## Listed records
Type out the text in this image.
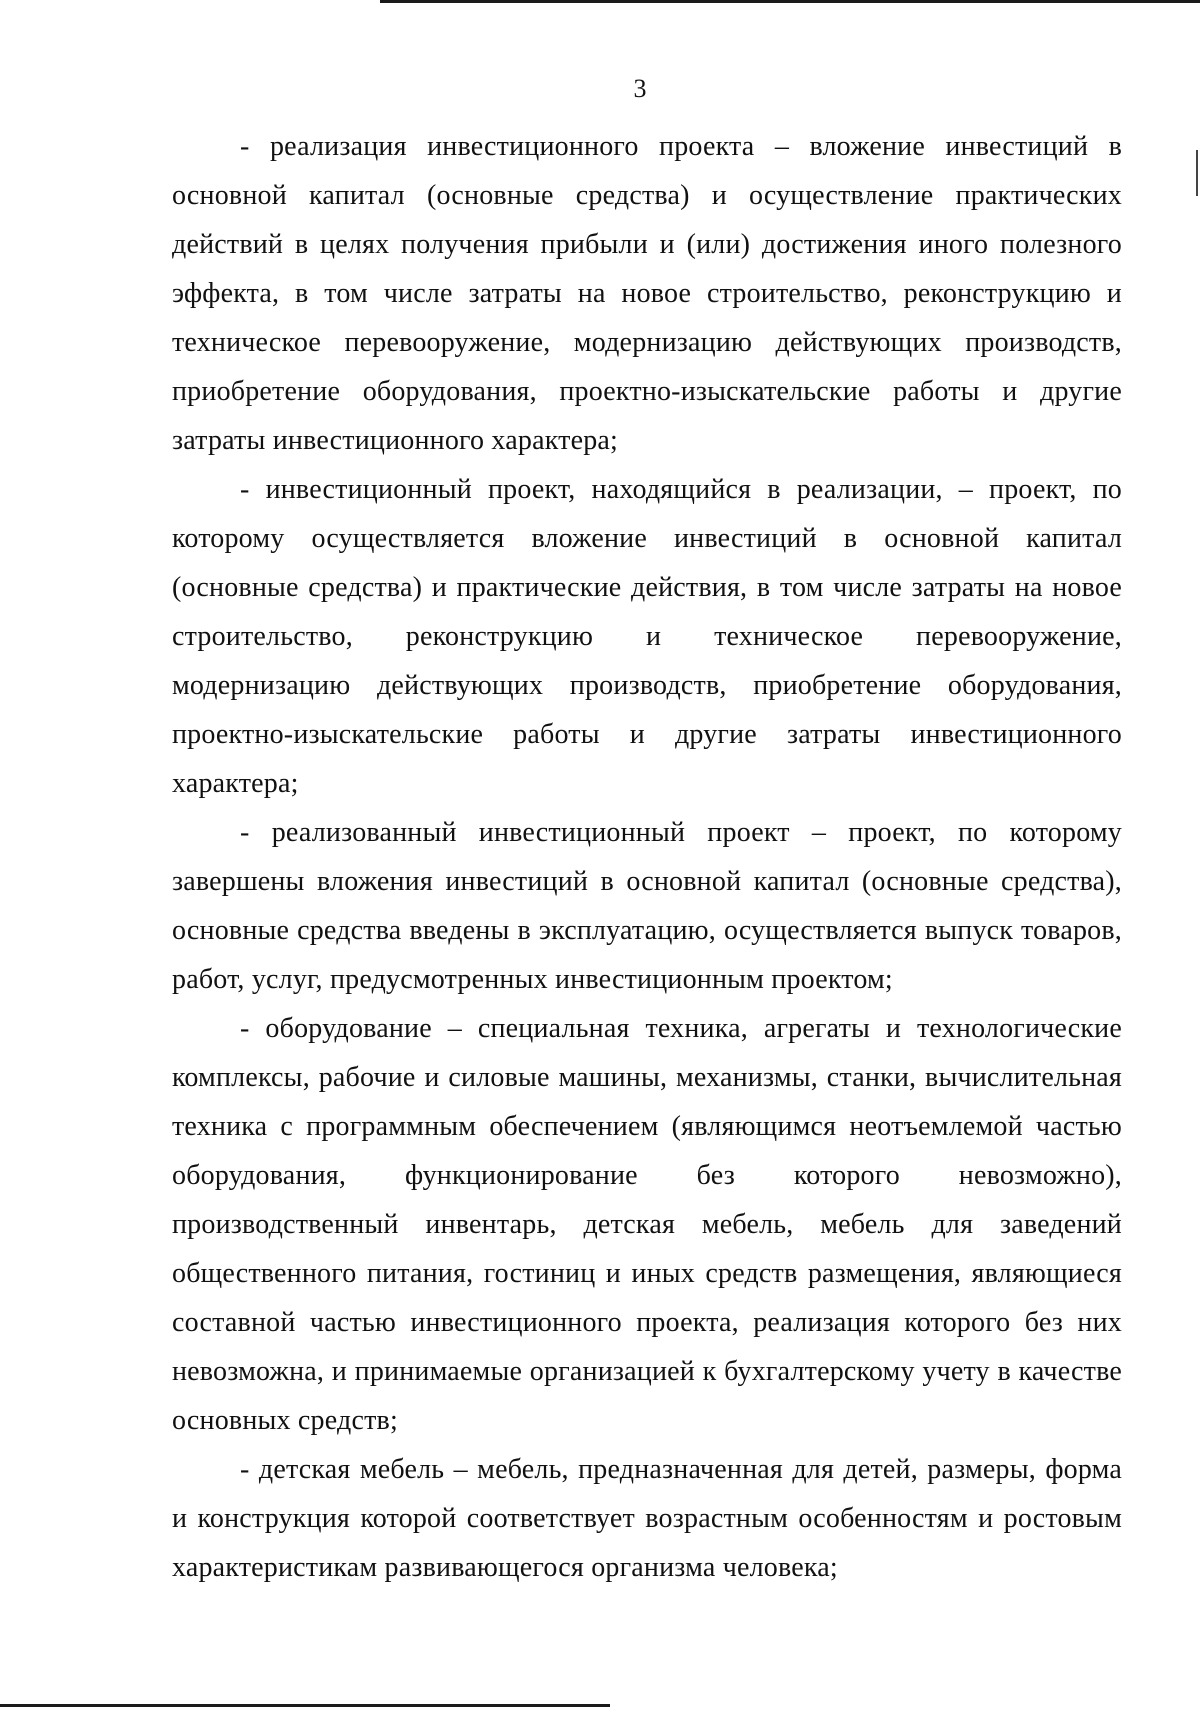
3

- реализация инвестиционного проекта – вложение инвестиций в основной капитал (основные средства) и осуществление практических действий в целях получения прибыли и (или) достижения иного полезного эффекта, в том числе затраты на новое строительство, реконструкцию и техническое перевооружение, модернизацию действующих производств, приобретение оборудования, проектно-изыскательские работы и другие затраты инвестиционного характера;

- инвестиционный проект, находящийся в реализации, – проект, по которому осуществляется вложение инвестиций в основной капитал (основные средства) и практические действия, в том числе затраты на новое строительство, реконструкцию и техническое перевооружение, модернизацию действующих производств, приобретение оборудования, проектно-изыскательские работы и другие затраты инвестиционного характера;

- реализованный инвестиционный проект – проект, по которому завершены вложения инвестиций в основной капитал (основные средства), основные средства введены в эксплуатацию, осуществляется выпуск товаров, работ, услуг, предусмотренных инвестиционным проектом;

- оборудование – специальная техника, агрегаты и технологические комплексы, рабочие и силовые машины, механизмы, станки, вычислительная техника с программным обеспечением (являющимся неотъемлемой частью оборудования, функционирование без которого невозможно), производственный инвентарь, детская мебель, мебель для заведений общественного питания, гостиниц и иных средств размещения, являющиеся составной частью инвестиционного проекта, реализация которого без них невозможна, и принимаемые организацией к бухгалтерскому учету в качестве основных средств;

- детская мебель – мебель, предназначенная для детей, размеры, форма и конструкция которой соответствует возрастным особенностям и ростовым характеристикам развивающегося организма человека;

## Work to complete
Every line of the material is to be quoted exactly, with no pictures carried over.

## In response
Type out the text in this image.
3

- реализация инвестиционного проекта – вложение инвестиций в основной капитал (основные средства) и осуществление практических действий в целях получения прибыли и (или) достижения иного полезного эффекта, в том числе затраты на новое строительство, реконструкцию и техническое перевооружение, модернизацию действующих производств, приобретение оборудования, проектно-изыскательские работы и другие затраты инвестиционного характера;

- инвестиционный проект, находящийся в реализации, – проект, по которому осуществляется вложение инвестиций в основной капитал (основные средства) и практические действия, в том числе затраты на новое строительство, реконструкцию и техническое перевооружение, модернизацию действующих производств, приобретение оборудования, проектно-изыскательские работы и другие затраты инвестиционного характера;

- реализованный инвестиционный проект – проект, по которому завершены вложения инвестиций в основной капитал (основные средства), основные средства введены в эксплуатацию, осуществляется выпуск товаров, работ, услуг, предусмотренных инвестиционным проектом;

- оборудование – специальная техника, агрегаты и технологические комплексы, рабочие и силовые машины, механизмы, станки, вычислительная техника с программным обеспечением (являющимся неотъемлемой частью оборудования, функционирование без которого невозможно), производственный инвентарь, детская мебель, мебель для заведений общественного питания, гостиниц и иных средств размещения, являющиеся составной частью инвестиционного проекта, реализация которого без них невозможна, и принимаемые организацией к бухгалтерскому учету в качестве основных средств;

- детская мебель – мебель, предназначенная для детей, размеры, форма и конструкция которой соответствует возрастным особенностям и ростовым характеристикам развивающегося организма человека;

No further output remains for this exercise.